Input:
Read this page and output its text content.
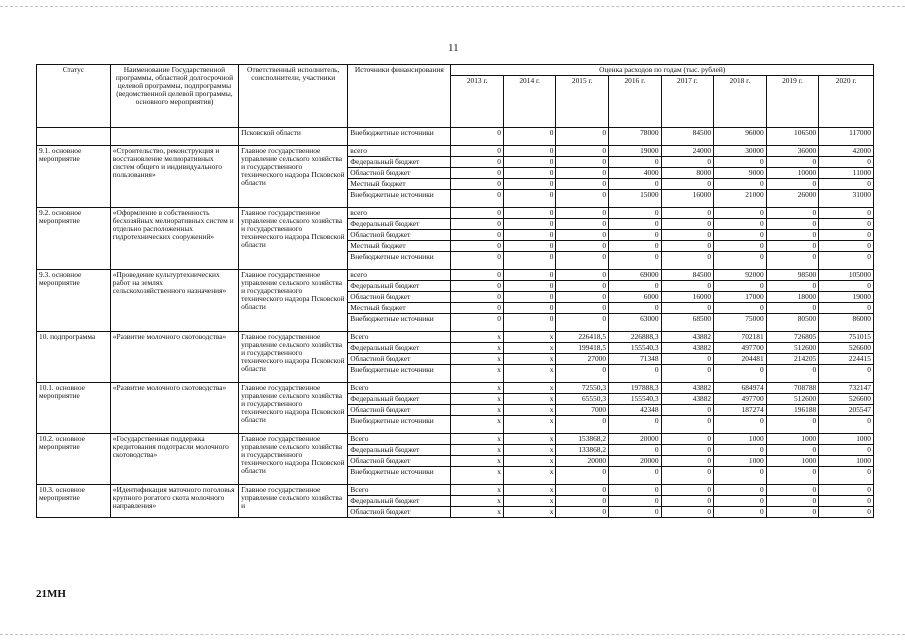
11
Статус	Наименование Государственной программы, областной долгосрочной целевой программы, подпрограммы (ведомственной целевой программы, основного мероприятия)	Ответственный исполнитель, соисполнители, участники	Источники финансирования	Оценка расходов по годам (тыс. рублей)							
				2013 г.	2014 г.	2015 г.	2016 г.	2017 г.	2018 г.	2019 г.	2020 г.
		Псковской области	Внебюджетные источники	0	0	0	78000	84500	96000	106500	117000
9.1. основное мероприятие	«Строительство, реконструкция и восстановление мелиоративных систем общего и индивидуального пользования»	Главное государственное управление сельского хозяйства и государственного технического надзора Псковской области	всего	0	0	0	19000	24000	30000	36000	42000
			Федеральный бюджет	0	0	0	0	0	0	0	0
			Областной бюджет	0	0	0	4000	8000	9000	10000	11000
			Местный бюджет	0	0	0	0	0	0	0	0
			Внебюджетные источники	0	0	0	15000	16000	21000	26000	31000
9.2. основное мероприятие	«Оформление в собственность бесхозяйных мелиоративных систем и отдельно расположенных гидротехнических сооружений»	Главное государственное управление сельского хозяйства и государственного технического надзора Псковской области	всего	0	0	0	0	0	0	0	0
			Федеральный бюджет	0	0	0	0	0	0	0	0
			Областной бюджет	0	0	0	0	0	0	0	0
			Местный бюджет	0	0	0	0	0	0	0	0
			Внебюджетные источники	0	0	0	0	0	0	0	0
9.3. основное мероприятие	«Проведение культуртехнических работ на землях сельскохозяйственного назначения»	Главное государственное управление сельского хозяйства и государственного технического надзора Псковской области	всего	0	0	0	69000	84500	92000	98500	105000
			Федеральный бюджет	0	0	0	0	0	0	0	0
			Областной бюджет	0	0	0	6000	16000	17000	18000	19000
			Местный бюджет	0	0	0	0	0	0	0	0
			Внебюджетные источники	0	0	0	63000	68500	75000	80500	86000
10. подпрограмма	«Развитие молочного скотоводства»	Главное государственное управление сельского хозяйства и государственного технического надзора Псковской области	Всего	x	x	226418,5	226888,3	43882	702181	726805	751015
			Федеральный бюджет	x	x	199418,5	155540,3	43882	497700	512600	526600
			Областной бюджет	x	x	27000	71348	0	204481	214205	224415
			Внебюджетные источники	x	x	0	0	0	0	0	0
10.1. основное мероприятие	«Развитие молочного скотоводства»	Главное государственное управление сельского хозяйства и государственного технического надзора Псковской области	Всего	x	x	72550,3	197888,3	43882	684974	708788	732147
			Федеральный бюджет	x	x	65550,3	155540,3	43882	497700	512600	526600
			Областной бюджет	x	x	7000	42348	0	187274	196188	205547
			Внебюджетные источники	x	x	0	0	0	0	0	0
10.2. основное мероприятие	«Государственная поддержка кредитования подотрасли молочного скотоводства»	Главное государственное управление сельского хозяйства и государственного технического надзора Псковской области	Всего	x	x	153868,2	20000	0	1000	1000	1000
			Федеральный бюджет	x	x	133868,2	0	0	0	0	0
			Областной бюджет	x	x	20000	20000	0	1000	1000	1000
			Внебюджетные источники	x	x	0	0	0	0	0	0
10.3. основное мероприятие	«Идентификация маточного поголовья крупного рогатого скота молочного направления»	Главное государственное управление сельского хозяйства и	Всего	x	x	0	0	0	0	0	0
			Федеральный бюджет	x	x	0	0	0	0	0	0
			Областной бюджет	x	x	0	0	0	0	0	0
21МН
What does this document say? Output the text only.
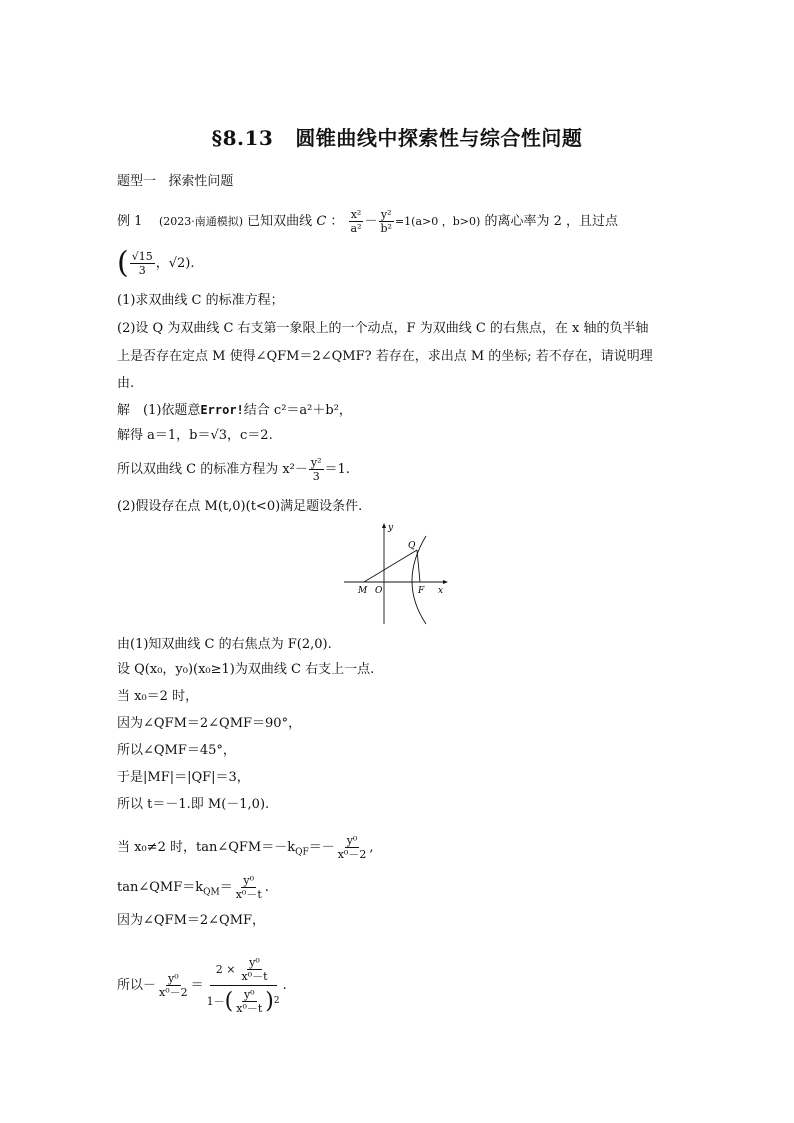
§8.13 圆锥曲线中探索性与综合性问题
题型一 探索性问题
例 1 (2023·南通模拟) 已知双曲线 C ： $\frac{\text{x²}}{\text{a²}} - \frac{\text{y²}}{\text{b²}} =1(a>0$ ，b>0) 的离心率为 2 ，且过点
( $\frac{√15}{3}$ ，√2).
(1)求双曲线 C 的标准方程；
(2)设 Q 为双曲线 C 右支第一象限上的一个动点，F 为双曲线 C 的右焦点，在 x 轴的负半轴
上是否存在定点 M 使得∠QFM＝2∠QMF? 若存在，求出点 M 的坐标; 若不存在，请说明理
由.
解　(1)依题意Error!结合 c²＝a²＋b²，
解得 a＝1，b＝√3，c＝2.
所以双曲线 C 的标准方程为 $x^2- \frac{\text{y²}}{3} =1$.
(2)假设存在点 M(t,0)(t<0)满足题设条件.
y
x
Q
M O	F
由(1)知双曲线 C 的右焦点为 F(2,0).
设 Q(x₀，y₀)(x₀≥1)为双曲线 C 右支上一点.
当 x₀＝2 时，
因为∠QFM＝2∠QMF＝90°，
所以∠QMF＝45°，
于是|MF|＝|QF|＝3，
所以 t＝－1.即 M(－1,0).
当 x₀≠2 时，$\tan\angle QFM=-k_{QF}=- \frac{\text{y⁰}}{\text{x⁰－2}}$ ,
$\tan\angle QMF=k_{QM}= \frac{\text{y⁰}}{\text{x⁰－t}}$ .
因为∠QFM＝2∠QMF，
所以－ $\frac{\text{y⁰}}{\text{x⁰－2}} = \frac{2 \times \frac{\text{y⁰}}{\text{x⁰－t}}}{1- ( \frac{\text{y⁰}}{\text{x⁰－t}} ) 2}$ .
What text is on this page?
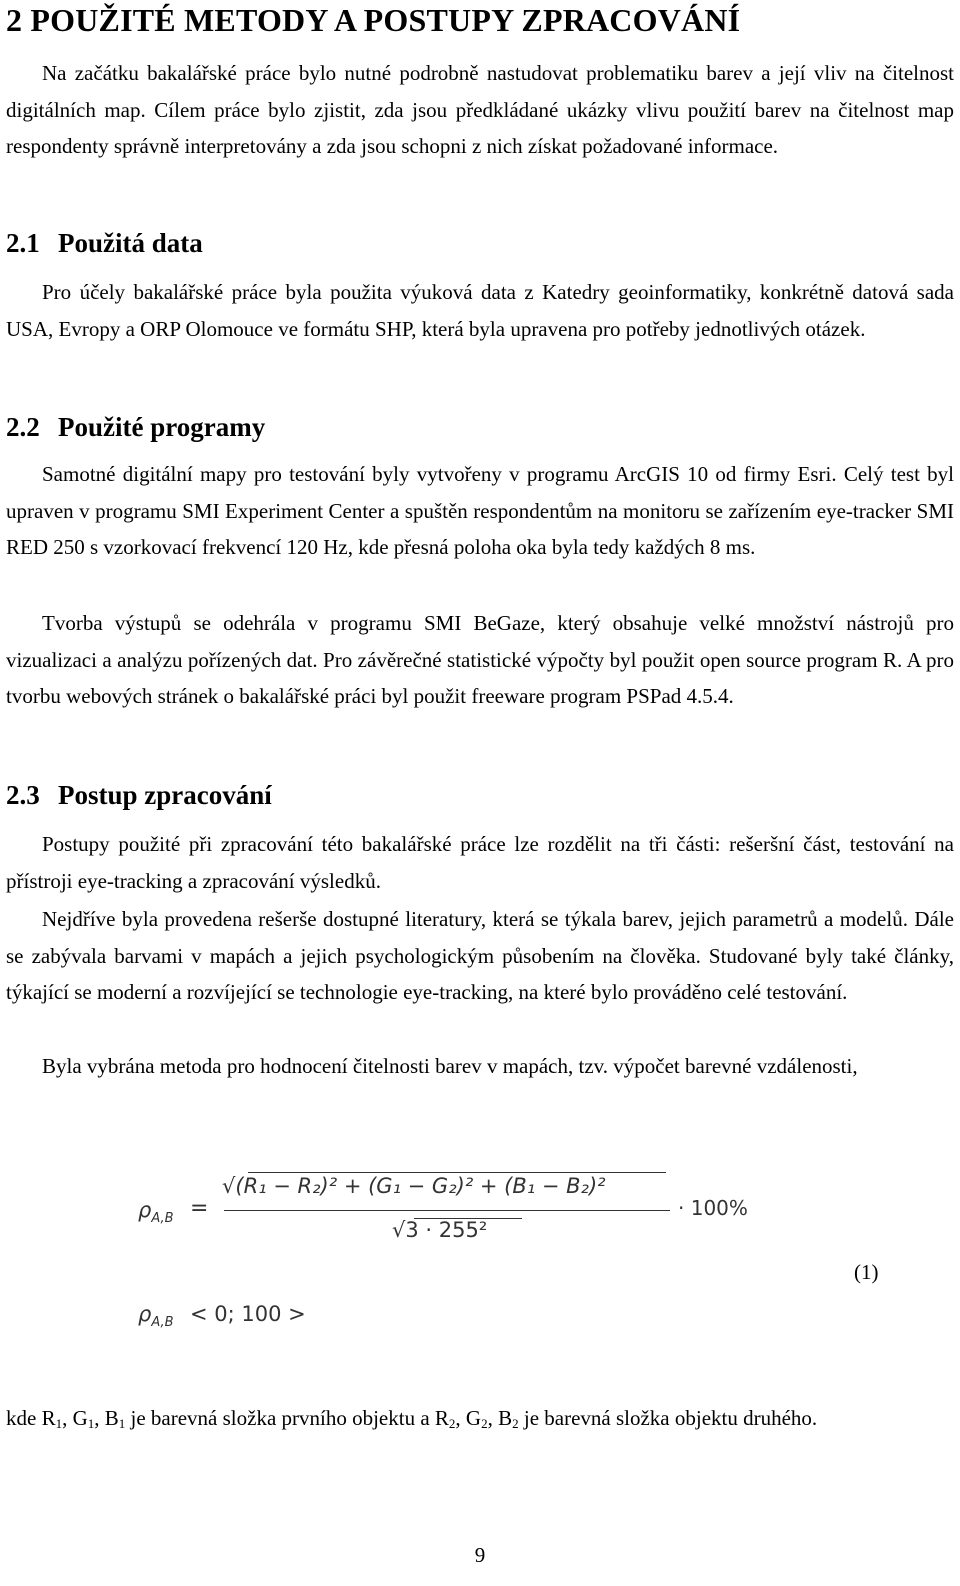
2 POUŽITÉ METODY A POSTUPY ZPRACOVÁNÍ

Na začátku bakalářské práce bylo nutné podrobně nastudovat problematiku barev a její vliv na čitelnost digitálních map. Cílem práce bylo zjistit, zda jsou předkládané ukázky vlivu použití barev na čitelnost map respondenty správně interpretovány a zda jsou schopni z nich získat požadované informace.

2.1 Použitá data

Pro účely bakalářské práce byla použita výuková data z Katedry geoinformatiky, konkrétně datová sada USA, Evropy a ORP Olomouce ve formátu SHP, která byla upravena pro potřeby jednotlivých otázek.

2.2 Použité programy

Samotné digitální mapy pro testování byly vytvořeny v programu ArcGIS 10 od firmy Esri. Celý test byl upraven v programu SMI Experiment Center a spuštěn respondentům na monitoru se zařízením eye-tracker SMI RED 250 s vzorkovací frekvencí 120 Hz, kde přesná poloha oka byla tedy každých 8 ms.

Tvorba výstupů se odehrála v programu SMI BeGaze, který obsahuje velké množství nástrojů pro vizualizaci a analýzu pořízených dat. Pro závěrečné statistické výpočty byl použit open source program R. A pro tvorbu webových stránek o bakalářské práci byl použit freeware program PSPad 4.5.4.

2.3 Postup zpracování

Postupy použité při zpracování této bakalářské práce lze rozdělit na tři části: rešeršní část, testování na přístroji eye-tracking a zpracování výsledků.

Nejdříve byla provedena rešerše dostupné literatury, která se týkala barev, jejich parametrů a modelů. Dále se zabývala barvami v mapách a jejich psychologickým působením na člověka. Studované byly také články, týkající se moderní a rozvíjející se technologie eye-tracking, na které bylo prováděno celé testování.

Byla vybrána metoda pro hodnocení čitelnosti barev v mapách, tzv. výpočet barevné vzdálenosti,

kde $R_1$, $G_1$, $B_1$ je barevná složka prvního objektu a $R_2$, $G_2$, $B_2$ je barevná složka objektu druhého.

(1)
9
$\rho_{A,B}$ =
√(R₁ − R₂)² + (G₁ − G₂)² + (B₁ − B₂)²
√3 · 255²
· 100%
$\rho_{A,B} < 0$; 100 >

Aim: In the records shown above, how many lines include the word "What"? Answer with the number only.

Reply to the task: 2